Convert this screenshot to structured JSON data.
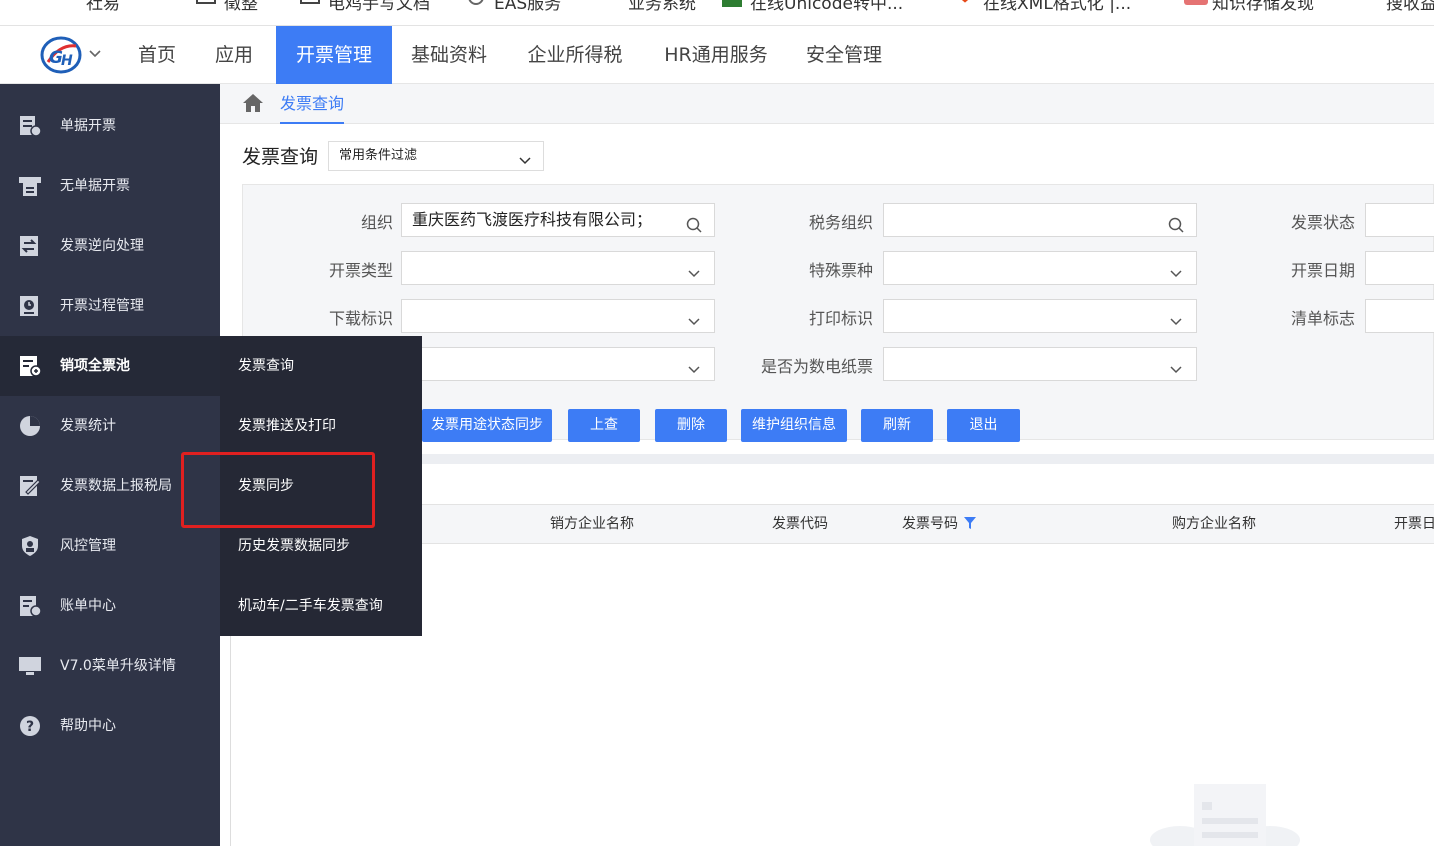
{
  "bookmarks": [
    {
      "label": "社易",
      "color": "#555"
    },
    {
      "label": "徵整",
      "color": "#555"
    },
    {
      "label": "电鸡手写文档",
      "color": "#555"
    },
    {
      "label": "EAS服务",
      "color": "#555"
    },
    {
      "label": "业务系统",
      "color": "#555"
    },
    {
      "label": "在线Unicode转中...",
      "color": "#2e7d32"
    },
    {
      "label": "在线XML格式化 |...",
      "color": "#e64a19"
    },
    {
      "label": "知识存储发现",
      "color": "#e53935"
    },
    {
      "label": "搜收益",
      "color": "#555"
    }
  ],
  "topnav": {
    "items": [
      "首页",
      "应用",
      "开票管理",
      "基础资料",
      "企业所得税",
      "HR通用服务",
      "安全管理"
    ],
    "active_index": 2
  },
  "sidebar": {
    "items": [
      {
        "label": "单据开票",
        "icon": "document-check-icon"
      },
      {
        "label": "无单据开票",
        "icon": "printer-icon"
      },
      {
        "label": "发票逆向处理",
        "icon": "swap-icon"
      },
      {
        "label": "开票过程管理",
        "icon": "clock-doc-icon"
      },
      {
        "label": "销项全票池",
        "icon": "pool-icon"
      },
      {
        "label": "发票统计",
        "icon": "pie-chart-icon"
      },
      {
        "label": "发票数据上报税局",
        "icon": "edit-doc-icon"
      },
      {
        "label": "风控管理",
        "icon": "shield-person-icon"
      },
      {
        "label": "账单中心",
        "icon": "bill-icon"
      },
      {
        "label": "V7.0菜单升级详情",
        "icon": "monitor-icon"
      },
      {
        "label": "帮助中心",
        "icon": "help-icon"
      }
    ],
    "active_index": 4
  },
  "flyout": {
    "items": [
      "发票查询",
      "发票推送及打印",
      "发票同步",
      "历史发票数据同步",
      "机动车/二手车发票查询"
    ],
    "highlighted_index": 2
  },
  "breadcrumb": {
    "current": "发票查询"
  },
  "page": {
    "title": "发票查询",
    "filter_preset": "常用条件过滤"
  },
  "filters": {
    "org_label": "组织",
    "org_value": "重庆医药飞渡医疗科技有限公司；",
    "tax_org_label": "税务组织",
    "tax_org_value": "",
    "status_label": "发票状态",
    "issue_type_label": "开票类型",
    "special_label": "特殊票种",
    "issue_date_label": "开票日期",
    "download_label": "下载标识",
    "print_label": "打印标识",
    "list_label": "清单标志",
    "paper_label": "是否为数电纸票"
  },
  "buttons": [
    "发票用途状态同步",
    "上查",
    "删除",
    "维护组织信息",
    "刷新",
    "退出"
  ],
  "table": {
    "columns": [
      "销方企业名称",
      "发票代码",
      "发票号码",
      "购方企业名称",
      "开票日"
    ]
  },
  "colors": {
    "primary": "#3d7cf5",
    "sidebar": "#2f3447",
    "flyout": "#252835",
    "highlight_box": "#e02020"
  }
}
════════════════════
PROMPT
Exclude all images and restate the records above word for word.

SOLUTION BELOW
Convert this screenshot to structured JSON data.
{
  "bookmarks": [
    {
      "label": "社易",
      "color": "#555"
    },
    {
      "label": "徵整",
      "color": "#555"
    },
    {
      "label": "电鸡手写文档",
      "color": "#555"
    },
    {
      "label": "EAS服务",
      "color": "#555"
    },
    {
      "label": "业务系统",
      "color": "#555"
    },
    {
      "label": "在线Unicode转中...",
      "color": "#2e7d32"
    },
    {
      "label": "在线XML格式化 |...",
      "color": "#e64a19"
    },
    {
      "label": "知识存储发现",
      "color": "#e53935"
    },
    {
      "label": "搜收益",
      "color": "#555"
    }
  ],
  "topnav": {
    "items": [
      "首页",
      "应用",
      "开票管理",
      "基础资料",
      "企业所得税",
      "HR通用服务",
      "安全管理"
    ],
    "active_index": 2
  },
  "sidebar": {
    "items": [
      {
        "label": "单据开票",
        "icon": "document-check-icon"
      },
      {
        "label": "无单据开票",
        "icon": "printer-icon"
      },
      {
        "label": "发票逆向处理",
        "icon": "swap-icon"
      },
      {
        "label": "开票过程管理",
        "icon": "clock-doc-icon"
      },
      {
        "label": "销项全票池",
        "icon": "pool-icon"
      },
      {
        "label": "发票统计",
        "icon": "pie-chart-icon"
      },
      {
        "label": "发票数据上报税局",
        "icon": "edit-doc-icon"
      },
      {
        "label": "风控管理",
        "icon": "shield-person-icon"
      },
      {
        "label": "账单中心",
        "icon": "bill-icon"
      },
      {
        "label": "V7.0菜单升级详情",
        "icon": "monitor-icon"
      },
      {
        "label": "帮助中心",
        "icon": "help-icon"
      }
    ],
    "active_index": 4
  },
  "flyout": {
    "items": [
      "发票查询",
      "发票推送及打印",
      "发票同步",
      "历史发票数据同步",
      "机动车/二手车发票查询"
    ],
    "highlighted_index": 2
  },
  "breadcrumb": {
    "current": "发票查询"
  },
  "page": {
    "title": "发票查询",
    "filter_preset": "常用条件过滤"
  },
  "filters": {
    "org_label": "组织",
    "org_value": "重庆医药飞渡医疗科技有限公司；",
    "tax_org_label": "税务组织",
    "tax_org_value": "",
    "status_label": "发票状态",
    "issue_type_label": "开票类型",
    "special_label": "特殊票种",
    "issue_date_label": "开票日期",
    "download_label": "下载标识",
    "print_label": "打印标识",
    "list_label": "清单标志",
    "paper_label": "是否为数电纸票"
  },
  "buttons": [
    "发票用途状态同步",
    "上查",
    "删除",
    "维护组织信息",
    "刷新",
    "退出"
  ],
  "table": {
    "columns": [
      "销方企业名称",
      "发票代码",
      "发票号码",
      "购方企业名称",
      "开票日"
    ]
  },
  "colors": {
    "primary": "#3d7cf5",
    "sidebar": "#2f3447",
    "flyout": "#252835",
    "highlight_box": "#e02020"
  }
}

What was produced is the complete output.